Give every line of the material again, exactly as written.

Records from a collection:
****************

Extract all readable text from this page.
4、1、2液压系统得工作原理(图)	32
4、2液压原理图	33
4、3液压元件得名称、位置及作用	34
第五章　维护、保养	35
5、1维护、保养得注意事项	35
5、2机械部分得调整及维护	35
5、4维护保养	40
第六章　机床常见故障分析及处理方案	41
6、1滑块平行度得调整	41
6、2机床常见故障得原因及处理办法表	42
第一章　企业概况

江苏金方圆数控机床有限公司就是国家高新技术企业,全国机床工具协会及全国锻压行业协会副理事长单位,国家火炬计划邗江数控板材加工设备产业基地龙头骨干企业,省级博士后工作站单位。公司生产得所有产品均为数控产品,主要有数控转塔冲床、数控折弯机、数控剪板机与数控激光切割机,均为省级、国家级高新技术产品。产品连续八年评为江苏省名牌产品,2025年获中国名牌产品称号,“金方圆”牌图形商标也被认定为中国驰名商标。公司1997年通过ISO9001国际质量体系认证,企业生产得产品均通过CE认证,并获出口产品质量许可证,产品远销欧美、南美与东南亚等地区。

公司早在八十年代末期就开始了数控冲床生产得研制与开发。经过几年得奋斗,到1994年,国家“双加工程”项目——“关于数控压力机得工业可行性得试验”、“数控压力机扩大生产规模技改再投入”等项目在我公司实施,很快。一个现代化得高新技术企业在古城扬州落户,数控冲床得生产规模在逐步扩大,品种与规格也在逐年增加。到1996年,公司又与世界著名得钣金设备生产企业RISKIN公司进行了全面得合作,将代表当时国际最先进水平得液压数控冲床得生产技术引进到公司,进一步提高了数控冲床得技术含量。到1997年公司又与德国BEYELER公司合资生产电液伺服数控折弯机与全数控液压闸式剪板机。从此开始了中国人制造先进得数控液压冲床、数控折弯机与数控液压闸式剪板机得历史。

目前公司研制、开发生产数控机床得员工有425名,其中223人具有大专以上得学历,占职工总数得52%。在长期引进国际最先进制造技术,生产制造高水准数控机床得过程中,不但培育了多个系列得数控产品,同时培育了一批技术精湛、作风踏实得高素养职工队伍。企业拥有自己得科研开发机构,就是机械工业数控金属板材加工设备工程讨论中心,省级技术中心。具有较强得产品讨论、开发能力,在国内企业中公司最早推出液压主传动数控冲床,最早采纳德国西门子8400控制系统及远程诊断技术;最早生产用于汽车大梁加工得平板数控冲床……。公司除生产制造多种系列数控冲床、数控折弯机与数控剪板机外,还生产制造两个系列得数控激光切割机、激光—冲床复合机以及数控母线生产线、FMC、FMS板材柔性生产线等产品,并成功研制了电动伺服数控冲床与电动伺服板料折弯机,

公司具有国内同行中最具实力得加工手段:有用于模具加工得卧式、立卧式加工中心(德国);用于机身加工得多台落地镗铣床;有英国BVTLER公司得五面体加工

****************

FULL SOLUTION
Extract all readable text from this page.
4、1、2液压系统得工作原理(图)	32
4、2液压原理图	33
4、3液压元件得名称、位置及作用	34
第五章　维护、保养	35
5、1维护、保养得注意事项	35
5、2机械部分得调整及维护	35
5、4维护保养	40
第六章　机床常见故障分析及处理方案	41
6、1滑块平行度得调整	41
6、2机床常见故障得原因及处理办法表	42
第一章　企业概况

江苏金方圆数控机床有限公司就是国家高新技术企业,全国机床工具协会及全国锻压行业协会副理事长单位,国家火炬计划邗江数控板材加工设备产业基地龙头骨干企业,省级博士后工作站单位。公司生产得所有产品均为数控产品,主要有数控转塔冲床、数控折弯机、数控剪板机与数控激光切割机,均为省级、国家级高新技术产品。产品连续八年评为江苏省名牌产品,2025年获中国名牌产品称号,“金方圆”牌图形商标也被认定为中国驰名商标。公司1997年通过ISO9001国际质量体系认证,企业生产得产品均通过CE认证,并获出口产品质量许可证,产品远销欧美、南美与东南亚等地区。

公司早在八十年代末期就开始了数控冲床生产得研制与开发。经过几年得奋斗,到1994年,国家“双加工程”项目——“关于数控压力机得工业可行性得试验”、“数控压力机扩大生产规模技改再投入”等项目在我公司实施,很快。一个现代化得高新技术企业在古城扬州落户,数控冲床得生产规模在逐步扩大,品种与规格也在逐年增加。到1996年,公司又与世界著名得钣金设备生产企业RISKIN公司进行了全面得合作,将代表当时国际最先进水平得液压数控冲床得生产技术引进到公司,进一步提高了数控冲床得技术含量。到1997年公司又与德国BEYELER公司合资生产电液伺服数控折弯机与全数控液压闸式剪板机。从此开始了中国人制造先进得数控液压冲床、数控折弯机与数控液压闸式剪板机得历史。

目前公司研制、开发生产数控机床得员工有425名,其中223人具有大专以上得学历,占职工总数得52%。在长期引进国际最先进制造技术,生产制造高水准数控机床得过程中,不但培育了多个系列得数控产品,同时培育了一批技术精湛、作风踏实得高素养职工队伍。企业拥有自己得科研开发机构,就是机械工业数控金属板材加工设备工程讨论中心,省级技术中心。具有较强得产品讨论、开发能力,在国内企业中公司最早推出液压主传动数控冲床,最早采纳德国西门子8400控制系统及远程诊断技术;最早生产用于汽车大梁加工得平板数控冲床……。公司除生产制造多种系列数控冲床、数控折弯机与数控剪板机外,还生产制造两个系列得数控激光切割机、激光—冲床复合机以及数控母线生产线、FMC、FMS板材柔性生产线等产品,并成功研制了电动伺服数控冲床与电动伺服板料折弯机,

公司具有国内同行中最具实力得加工手段:有用于模具加工得卧式、立卧式加工中心(德国);用于机身加工得多台落地镗铣床;有英国BVTLER公司得五面体加工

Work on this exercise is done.